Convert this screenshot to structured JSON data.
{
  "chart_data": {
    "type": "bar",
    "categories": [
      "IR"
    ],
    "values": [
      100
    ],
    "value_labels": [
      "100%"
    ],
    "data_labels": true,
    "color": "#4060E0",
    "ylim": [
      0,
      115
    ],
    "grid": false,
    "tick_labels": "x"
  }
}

**TASK DESCRIPTION:** Extract every line above exactly as it stands.

**ANSWER TO THIS TASK:**
Convert this screenshot to structured JSON data.
{
  "chart_data": {
    "type": "bar",
    "categories": [
      "IR"
    ],
    "values": [
      100
    ],
    "value_labels": [
      "100%"
    ],
    "data_labels": true,
    "color": "#4060E0",
    "ylim": [
      0,
      115
    ],
    "grid": false,
    "tick_labels": "x"
  }
}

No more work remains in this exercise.